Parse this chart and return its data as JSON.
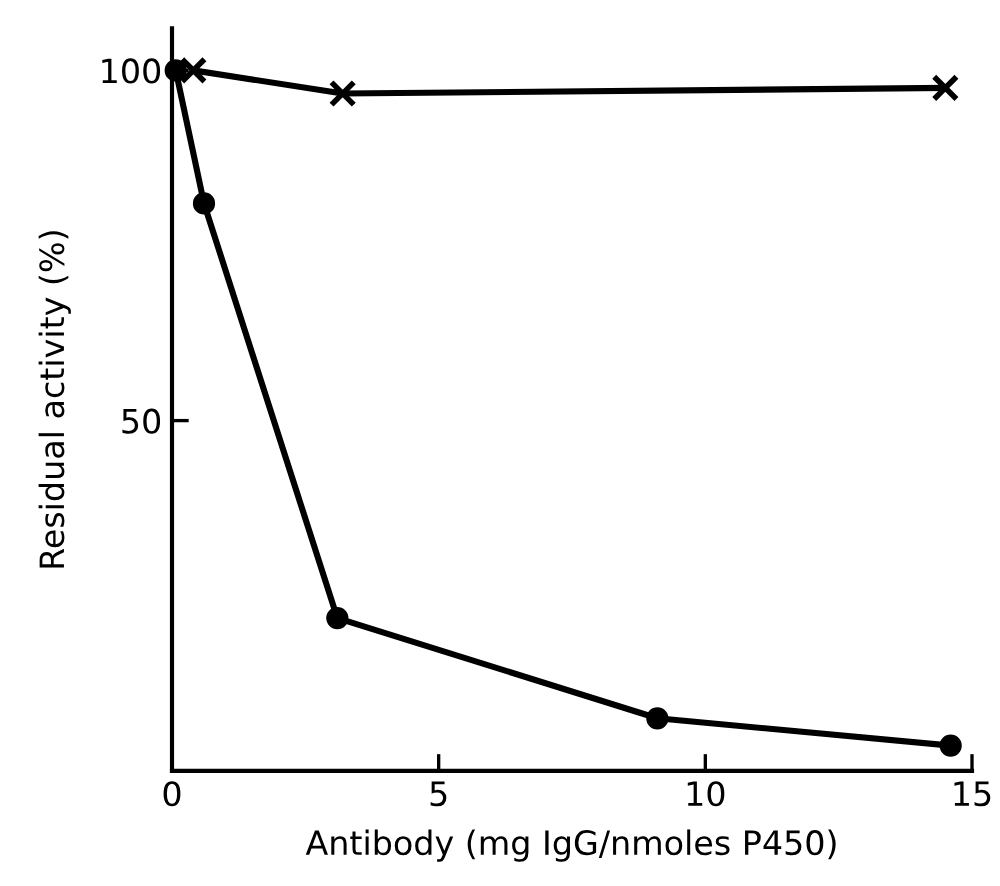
{
  "chart_data": {
    "type": "line",
    "xlabel": "Antibody (mg IgG/nmoles P450)",
    "ylabel": "Residual activity (%)",
    "xlim": [
      0,
      15
    ],
    "ylim": [
      0,
      106
    ],
    "xticks": [
      0,
      5,
      10,
      15
    ],
    "yticks": [
      50,
      100
    ],
    "grid": false,
    "series": [
      {
        "color": "#000000",
        "marker": "circle",
        "x": [
          0.07,
          0.6,
          3.1,
          9.1,
          14.6
        ],
        "values": [
          100,
          81,
          21.8,
          7.5,
          3.6
        ]
      },
      {
        "color": "#000000",
        "marker": "cross",
        "x": [
          0.4,
          3.2,
          14.5
        ],
        "values": [
          100,
          96.7,
          97.5
        ]
      }
    ]
  }
}
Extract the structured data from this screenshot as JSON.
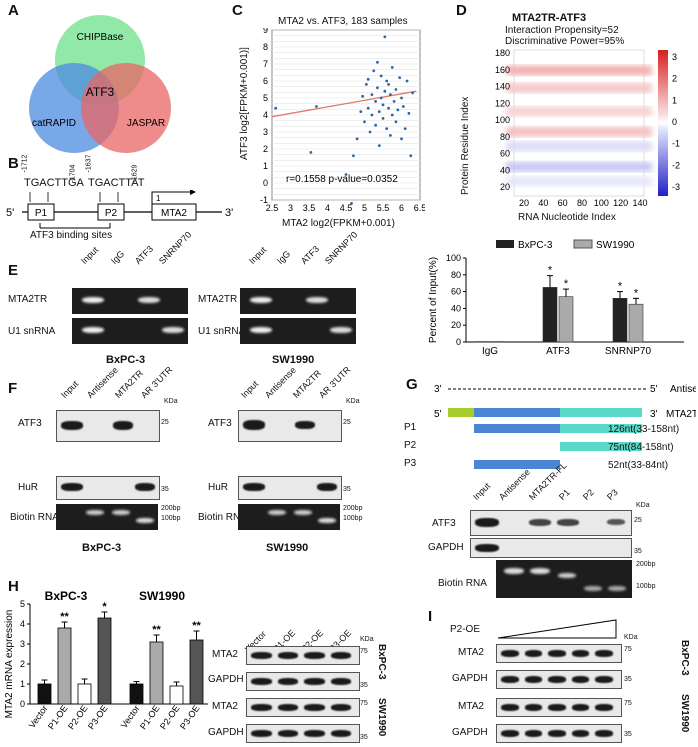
{
  "panels": {
    "A": "A",
    "B": "B",
    "C": "C",
    "D": "D",
    "E": "E",
    "F": "F",
    "G": "G",
    "H": "H",
    "I": "I"
  },
  "venn": {
    "chipbase": "CHIPBase",
    "catrapid": "catRAPID",
    "jaspar": "JASPAR",
    "center": "ATF3",
    "colors": {
      "chipbase": "#6ee08a",
      "catrapid": "#4b8be0",
      "jaspar": "#e86565"
    }
  },
  "promoter": {
    "seq1": "TGACTTGA",
    "seq2": "TGACTTAT",
    "pos1": "-1712",
    "pos2": "-1704",
    "pos3": "-1637",
    "pos4": "-1629",
    "p1": "P1",
    "p2": "P2",
    "gene": "MTA2",
    "five": "5'",
    "three": "3'",
    "tss": "1",
    "sites": "ATF3 binding sites"
  },
  "scatter": {
    "title": "MTA2 vs. ATF3, 183 samples",
    "xlabel": "MTA2 log2(FPKM+0.001)",
    "ylabel": "ATF3 log2[FPKM+0.001)]",
    "stats": "r=0.1558  p-value=0.0352"
  },
  "chart_data": {
    "type": "scatter",
    "title": "MTA2 vs. ATF3, 183 samples",
    "xlabel": "MTA2 log2(FPKM+0.001)",
    "ylabel": "ATF3 log2[FPKM+0.001)]",
    "xlim": [
      2.5,
      6.5
    ],
    "ylim": [
      -1,
      9
    ],
    "xticks": [
      "2.5",
      "3",
      "3.5",
      "4",
      "4.5",
      "5",
      "5.5",
      "6",
      "6.5"
    ],
    "yticks": [
      "-1",
      "0",
      "1",
      "2",
      "3",
      "4",
      "5",
      "6",
      "7",
      "8",
      "9"
    ],
    "regression": {
      "x": [
        2.5,
        6.4
      ],
      "y": [
        3.9,
        5.4
      ]
    },
    "points": [
      [
        2.6,
        4.4
      ],
      [
        3.55,
        1.8
      ],
      [
        3.7,
        4.5
      ],
      [
        4.5,
        0.5
      ],
      [
        4.65,
        -1.2
      ],
      [
        4.7,
        1.6
      ],
      [
        4.8,
        2.6
      ],
      [
        4.9,
        4.2
      ],
      [
        4.95,
        5.1
      ],
      [
        5.0,
        3.6
      ],
      [
        5.05,
        5.8
      ],
      [
        5.1,
        4.4
      ],
      [
        5.1,
        6.1
      ],
      [
        5.15,
        3.0
      ],
      [
        5.2,
        5.2
      ],
      [
        5.2,
        4.0
      ],
      [
        5.25,
        6.6
      ],
      [
        5.3,
        4.8
      ],
      [
        5.3,
        3.4
      ],
      [
        5.35,
        5.6
      ],
      [
        5.35,
        7.1
      ],
      [
        5.4,
        4.2
      ],
      [
        5.4,
        2.2
      ],
      [
        5.45,
        5.0
      ],
      [
        5.45,
        6.3
      ],
      [
        5.5,
        3.8
      ],
      [
        5.5,
        4.6
      ],
      [
        5.55,
        5.4
      ],
      [
        5.55,
        8.6
      ],
      [
        5.6,
        3.2
      ],
      [
        5.6,
        6.0
      ],
      [
        5.65,
        4.4
      ],
      [
        5.65,
        5.8
      ],
      [
        5.7,
        2.8
      ],
      [
        5.7,
        5.2
      ],
      [
        5.75,
        4.0
      ],
      [
        5.75,
        6.8
      ],
      [
        5.8,
        4.8
      ],
      [
        5.85,
        3.6
      ],
      [
        5.85,
        5.5
      ],
      [
        5.9,
        4.3
      ],
      [
        5.95,
        6.2
      ],
      [
        6.0,
        2.6
      ],
      [
        6.0,
        5.0
      ],
      [
        6.05,
        4.5
      ],
      [
        6.1,
        3.2
      ],
      [
        6.15,
        6.0
      ],
      [
        6.2,
        4.1
      ],
      [
        6.25,
        1.6
      ],
      [
        6.3,
        5.3
      ]
    ]
  },
  "heatmap": {
    "title": "MTA2TR-ATF3",
    "line1": "Interaction Propensity=52",
    "line2": "Discriminative Power=95%",
    "ylabel": "Protein Residue Index",
    "xlabel": "RNA Nucleotide Index",
    "xticks": [
      "20",
      "40",
      "60",
      "80",
      "100",
      "120",
      "140"
    ],
    "yticks": [
      "180",
      "160",
      "140",
      "120",
      "100",
      "80",
      "60",
      "40",
      "20"
    ],
    "cbar": [
      "3",
      "2",
      "1",
      "0",
      "-1",
      "-2",
      "-3"
    ]
  },
  "ripE": {
    "lanes": [
      "Input",
      "IgG",
      "ATF3",
      "SNRNP70"
    ],
    "rows": [
      "MTA2TR",
      "U1 snRNA"
    ],
    "cell1": "BxPC-3",
    "cell2": "SW1990"
  },
  "barE": {
    "ylabel": "Percent of Input(%)",
    "legend": [
      "BxPC-3",
      "SW1990"
    ],
    "groups": [
      "IgG",
      "ATF3",
      "SNRNP70"
    ],
    "yticks": [
      "100",
      "80",
      "60",
      "40",
      "20",
      "0"
    ],
    "star": "*"
  },
  "bar_chart": {
    "type": "bar",
    "categories": [
      "IgG",
      "ATF3",
      "SNRNP70"
    ],
    "series": [
      {
        "name": "BxPC-3",
        "values": [
          0.5,
          65,
          52
        ]
      },
      {
        "name": "SW1990",
        "values": [
          0.5,
          54,
          45
        ]
      }
    ],
    "ylim": [
      0,
      100
    ]
  },
  "pullF": {
    "lanes": [
      "Input",
      "Antisense",
      "MTA2TR",
      "AR 3'UTR"
    ],
    "rows": [
      "ATF3",
      "HuR",
      "Biotin RNA"
    ],
    "kda": "KDa",
    "m25": "25",
    "m35": "35",
    "m200": "200bp",
    "m100": "100bp",
    "cell1": "BxPC-3",
    "cell2": "SW1990"
  },
  "constructsG": {
    "antisense": "Antisense",
    "fl": "MTA2TR-FL",
    "p1": "P1",
    "p2": "P2",
    "p3": "P3",
    "p1len": "126nt(33-158nt)",
    "p2len": "75nt(84-158nt)",
    "p3len": "52nt(33-84nt)",
    "three": "3'",
    "five": "5'",
    "lanes": [
      "Input",
      "Antisense",
      "MTA2TR-FL",
      "P1",
      "P2",
      "P3"
    ],
    "rows": [
      "ATF3",
      "GAPDH",
      "Biotin RNA"
    ],
    "kda": "KDa",
    "m25": "25",
    "m35": "35",
    "m200": "200bp",
    "m100": "100bp"
  },
  "barH": {
    "ylabel": "MTA2 mRNA expression",
    "cell1": "BxPC-3",
    "cell2": "SW1990",
    "groups": [
      "Vector",
      "P1-OE",
      "P2-OE",
      "P3-OE"
    ],
    "yticks": [
      "5",
      "4",
      "3",
      "2",
      "1",
      "0"
    ],
    "sig1": "**",
    "sig2": "*",
    "sig3": "**",
    "sig4": "**"
  },
  "barH_data": {
    "type": "bar",
    "categories": [
      "Vector",
      "P1-OE",
      "P2-OE",
      "P3-OE"
    ],
    "series": [
      {
        "name": "BxPC-3",
        "values": [
          1.0,
          3.8,
          1.0,
          4.3
        ]
      },
      {
        "name": "SW1990",
        "values": [
          1.0,
          3.1,
          0.9,
          3.2
        ]
      }
    ],
    "ylim": [
      0,
      5
    ]
  },
  "wbH": {
    "lanes": [
      "Vector",
      "P1-OE",
      "P2-OE",
      "P3-OE"
    ],
    "rows": [
      "MTA2",
      "GAPDH",
      "MTA2",
      "GAPDH"
    ],
    "kda": "KDa",
    "m75": "75",
    "m35": "35",
    "cell1": "BxPC-3",
    "cell2": "SW1990"
  },
  "wbI": {
    "label": "P2-OE",
    "rows": [
      "MTA2",
      "GAPDH",
      "MTA2",
      "GAPDH"
    ],
    "kda": "KDa",
    "m75": "75",
    "m35": "35",
    "cell1": "BxPC-3",
    "cell2": "SW1990"
  }
}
━━━━━━━━━━━━━━━━━━━━
▸ **TASK DESCRIPTION**
Each line of the listing that holds the string "ylabel" counts once; state how many there are, with nothing added.

▸ **RESPONSE AREA**
6